— START Information supplied —
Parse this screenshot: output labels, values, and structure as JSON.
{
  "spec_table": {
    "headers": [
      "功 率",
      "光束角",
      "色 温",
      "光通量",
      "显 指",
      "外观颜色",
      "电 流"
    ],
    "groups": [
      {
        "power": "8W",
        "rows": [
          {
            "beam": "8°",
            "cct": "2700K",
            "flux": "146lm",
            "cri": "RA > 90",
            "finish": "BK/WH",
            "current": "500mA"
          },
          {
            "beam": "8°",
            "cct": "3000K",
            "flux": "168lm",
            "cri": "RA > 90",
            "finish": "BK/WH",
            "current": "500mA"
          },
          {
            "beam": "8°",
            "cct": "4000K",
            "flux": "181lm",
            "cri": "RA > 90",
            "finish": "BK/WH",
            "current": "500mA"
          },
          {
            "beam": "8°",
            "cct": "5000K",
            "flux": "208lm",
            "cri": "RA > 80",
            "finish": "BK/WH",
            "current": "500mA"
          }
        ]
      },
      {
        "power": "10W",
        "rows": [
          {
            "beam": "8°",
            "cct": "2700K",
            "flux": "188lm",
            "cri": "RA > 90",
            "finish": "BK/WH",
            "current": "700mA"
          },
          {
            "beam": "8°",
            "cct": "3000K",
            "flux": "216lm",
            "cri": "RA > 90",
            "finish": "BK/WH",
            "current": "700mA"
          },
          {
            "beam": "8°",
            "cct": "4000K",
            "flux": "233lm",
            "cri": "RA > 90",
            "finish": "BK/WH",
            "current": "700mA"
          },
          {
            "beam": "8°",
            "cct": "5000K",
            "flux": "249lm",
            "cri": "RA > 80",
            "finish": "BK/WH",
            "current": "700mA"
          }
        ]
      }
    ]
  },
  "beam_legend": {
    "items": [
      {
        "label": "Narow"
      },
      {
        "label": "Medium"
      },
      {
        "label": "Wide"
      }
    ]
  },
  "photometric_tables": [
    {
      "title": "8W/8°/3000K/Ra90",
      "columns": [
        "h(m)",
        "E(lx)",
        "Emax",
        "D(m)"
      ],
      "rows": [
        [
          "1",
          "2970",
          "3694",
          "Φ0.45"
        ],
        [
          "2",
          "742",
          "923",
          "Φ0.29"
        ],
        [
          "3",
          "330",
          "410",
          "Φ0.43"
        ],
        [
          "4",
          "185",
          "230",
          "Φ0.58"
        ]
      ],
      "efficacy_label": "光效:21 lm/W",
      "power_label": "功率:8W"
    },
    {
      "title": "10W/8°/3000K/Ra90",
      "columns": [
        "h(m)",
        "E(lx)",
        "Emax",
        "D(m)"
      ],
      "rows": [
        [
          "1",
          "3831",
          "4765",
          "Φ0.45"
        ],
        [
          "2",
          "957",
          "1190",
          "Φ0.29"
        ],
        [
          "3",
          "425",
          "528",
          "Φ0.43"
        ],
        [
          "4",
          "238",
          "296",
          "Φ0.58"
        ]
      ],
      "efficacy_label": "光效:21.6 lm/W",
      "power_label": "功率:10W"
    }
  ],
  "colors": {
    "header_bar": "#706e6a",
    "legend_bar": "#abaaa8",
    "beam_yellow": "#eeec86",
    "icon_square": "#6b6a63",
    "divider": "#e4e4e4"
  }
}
— END Information supplied —
Short exercise:
Extract the full listing and reproduce each line exactly.

Result of the exercise:
Parse this screenshot: output labels, values, and structure as JSON.
{
  "spec_table": {
    "headers": [
      "功 率",
      "光束角",
      "色 温",
      "光通量",
      "显 指",
      "外观颜色",
      "电 流"
    ],
    "groups": [
      {
        "power": "8W",
        "rows": [
          {
            "beam": "8°",
            "cct": "2700K",
            "flux": "146lm",
            "cri": "RA > 90",
            "finish": "BK/WH",
            "current": "500mA"
          },
          {
            "beam": "8°",
            "cct": "3000K",
            "flux": "168lm",
            "cri": "RA > 90",
            "finish": "BK/WH",
            "current": "500mA"
          },
          {
            "beam": "8°",
            "cct": "4000K",
            "flux": "181lm",
            "cri": "RA > 90",
            "finish": "BK/WH",
            "current": "500mA"
          },
          {
            "beam": "8°",
            "cct": "5000K",
            "flux": "208lm",
            "cri": "RA > 80",
            "finish": "BK/WH",
            "current": "500mA"
          }
        ]
      },
      {
        "power": "10W",
        "rows": [
          {
            "beam": "8°",
            "cct": "2700K",
            "flux": "188lm",
            "cri": "RA > 90",
            "finish": "BK/WH",
            "current": "700mA"
          },
          {
            "beam": "8°",
            "cct": "3000K",
            "flux": "216lm",
            "cri": "RA > 90",
            "finish": "BK/WH",
            "current": "700mA"
          },
          {
            "beam": "8°",
            "cct": "4000K",
            "flux": "233lm",
            "cri": "RA > 90",
            "finish": "BK/WH",
            "current": "700mA"
          },
          {
            "beam": "8°",
            "cct": "5000K",
            "flux": "249lm",
            "cri": "RA > 80",
            "finish": "BK/WH",
            "current": "700mA"
          }
        ]
      }
    ]
  },
  "beam_legend": {
    "items": [
      {
        "label": "Narow"
      },
      {
        "label": "Medium"
      },
      {
        "label": "Wide"
      }
    ]
  },
  "photometric_tables": [
    {
      "title": "8W/8°/3000K/Ra90",
      "columns": [
        "h(m)",
        "E(lx)",
        "Emax",
        "D(m)"
      ],
      "rows": [
        [
          "1",
          "2970",
          "3694",
          "Φ0.45"
        ],
        [
          "2",
          "742",
          "923",
          "Φ0.29"
        ],
        [
          "3",
          "330",
          "410",
          "Φ0.43"
        ],
        [
          "4",
          "185",
          "230",
          "Φ0.58"
        ]
      ],
      "efficacy_label": "光效:21 lm/W",
      "power_label": "功率:8W"
    },
    {
      "title": "10W/8°/3000K/Ra90",
      "columns": [
        "h(m)",
        "E(lx)",
        "Emax",
        "D(m)"
      ],
      "rows": [
        [
          "1",
          "3831",
          "4765",
          "Φ0.45"
        ],
        [
          "2",
          "957",
          "1190",
          "Φ0.29"
        ],
        [
          "3",
          "425",
          "528",
          "Φ0.43"
        ],
        [
          "4",
          "238",
          "296",
          "Φ0.58"
        ]
      ],
      "efficacy_label": "光效:21.6 lm/W",
      "power_label": "功率:10W"
    }
  ],
  "colors": {
    "header_bar": "#706e6a",
    "legend_bar": "#abaaa8",
    "beam_yellow": "#eeec86",
    "icon_square": "#6b6a63",
    "divider": "#e4e4e4"
  }
}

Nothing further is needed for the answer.